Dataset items
————

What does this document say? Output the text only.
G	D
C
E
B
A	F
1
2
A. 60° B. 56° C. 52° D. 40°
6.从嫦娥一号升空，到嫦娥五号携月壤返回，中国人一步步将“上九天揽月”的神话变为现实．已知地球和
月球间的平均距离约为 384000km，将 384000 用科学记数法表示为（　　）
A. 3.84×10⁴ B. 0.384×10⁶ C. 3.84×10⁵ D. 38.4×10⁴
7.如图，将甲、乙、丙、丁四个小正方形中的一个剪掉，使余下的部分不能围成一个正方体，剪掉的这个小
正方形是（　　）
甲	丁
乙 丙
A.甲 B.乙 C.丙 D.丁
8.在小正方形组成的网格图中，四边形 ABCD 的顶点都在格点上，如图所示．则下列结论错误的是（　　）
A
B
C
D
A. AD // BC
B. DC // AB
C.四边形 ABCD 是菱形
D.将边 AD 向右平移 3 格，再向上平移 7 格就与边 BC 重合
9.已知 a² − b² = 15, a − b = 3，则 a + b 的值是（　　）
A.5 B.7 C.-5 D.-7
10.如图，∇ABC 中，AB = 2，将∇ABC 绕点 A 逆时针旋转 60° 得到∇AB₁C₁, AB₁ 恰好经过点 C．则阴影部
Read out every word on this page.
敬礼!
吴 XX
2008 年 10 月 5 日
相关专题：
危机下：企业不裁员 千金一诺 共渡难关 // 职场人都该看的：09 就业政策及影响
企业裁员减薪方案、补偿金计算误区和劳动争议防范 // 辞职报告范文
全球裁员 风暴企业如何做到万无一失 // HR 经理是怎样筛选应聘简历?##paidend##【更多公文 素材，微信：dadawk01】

————

* **DIRECTION**:
Faithfully copy every entry, leaving nothing out.

* **TASK ANSWER**:
What does this document say? Output the text only.
G	D
C
E
B
A	F
1
2
A. 60° B. 56° C. 52° D. 40°
6.从嫦娥一号升空，到嫦娥五号携月壤返回，中国人一步步将“上九天揽月”的神话变为现实．已知地球和
月球间的平均距离约为 384000km，将 384000 用科学记数法表示为（　　）
A. 3.84×10⁴ B. 0.384×10⁶ C. 3.84×10⁵ D. 38.4×10⁴
7.如图，将甲、乙、丙、丁四个小正方形中的一个剪掉，使余下的部分不能围成一个正方体，剪掉的这个小
正方形是（　　）
甲	丁
乙 丙
A.甲 B.乙 C.丙 D.丁
8.在小正方形组成的网格图中，四边形 ABCD 的顶点都在格点上，如图所示．则下列结论错误的是（　　）
A
B
C
D
A. AD // BC
B. DC // AB
C.四边形 ABCD 是菱形
D.将边 AD 向右平移 3 格，再向上平移 7 格就与边 BC 重合
9.已知 a² − b² = 15, a − b = 3，则 a + b 的值是（　　）
A.5 B.7 C.-5 D.-7
10.如图，∇ABC 中，AB = 2，将∇ABC 绕点 A 逆时针旋转 60° 得到∇AB₁C₁, AB₁ 恰好经过点 C．则阴影部
Read out every word on this page.
敬礼!
吴 XX
2008 年 10 月 5 日
相关专题：
危机下：企业不裁员 千金一诺 共渡难关 // 职场人都该看的：09 就业政策及影响
企业裁员减薪方案、补偿金计算误区和劳动争议防范 // 辞职报告范文
全球裁员 风暴企业如何做到万无一失 // HR 经理是怎样筛选应聘简历?##paidend##【更多公文 素材，微信：dadawk01】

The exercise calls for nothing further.